What is expected:
Below are some records; give them all again exactly, but not the pictures.

# # # # #

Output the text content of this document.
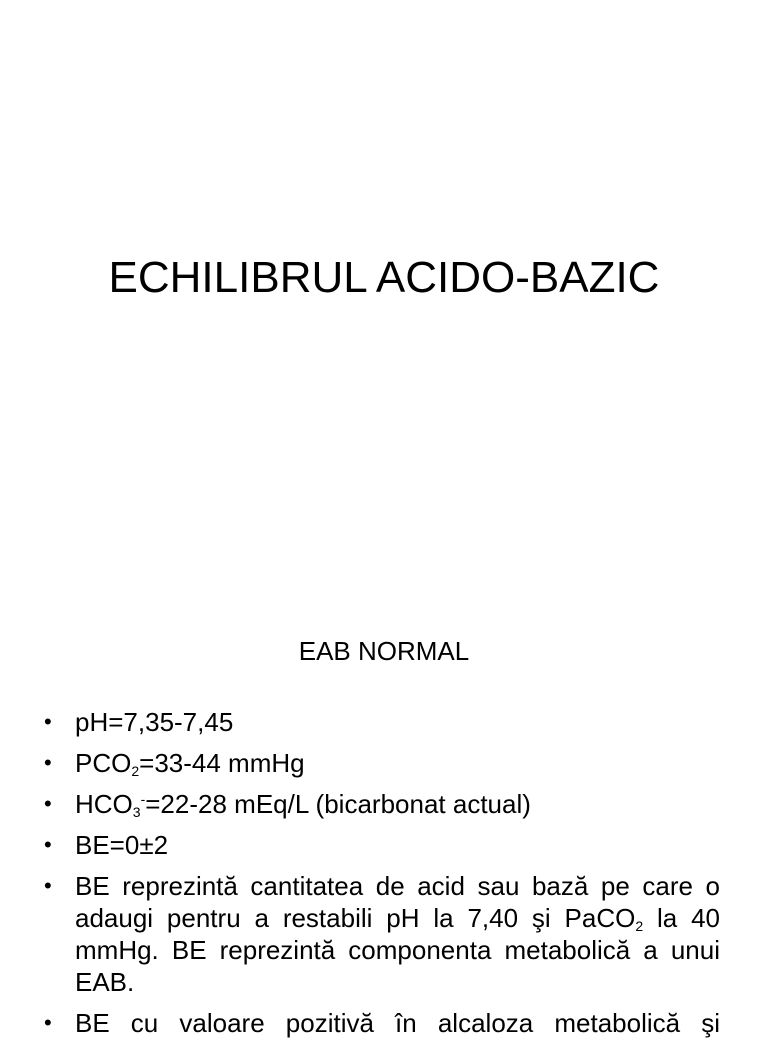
ECHILIBRUL ACIDO-BAZIC
EAB NORMAL
• pH=7,35-7,45
• $PCO_2=33-44$ mmHg
• $HCO_3^-=22-28$ mEq/L (bicarbonat actual)
• BE=0±2
• BE reprezintă cantitatea de acid sau bază pe care o adaugi pentru a restabili pH la 7,40 şi PaCO$_2$ la 40 mmHg. BE reprezintă componenta metabolică a unui EAB.
• BE cu valoare pozitivă în alcaloza metabolică şi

# # # # #

Response to the task:
Output the text content of this document.
ECHILIBRUL ACIDO-BAZIC
EAB NORMAL
• pH=7,35-7,45
• $PCO_2=33-44$ mmHg
• $HCO_3^-=22-28$ mEq/L (bicarbonat actual)
• BE=0±2
• BE reprezintă cantitatea de acid sau bază pe care o adaugi pentru a restabili pH la 7,40 şi PaCO$_2$ la 40 mmHg. BE reprezintă componenta metabolică a unui EAB.
• BE cu valoare pozitivă în alcaloza metabolică şi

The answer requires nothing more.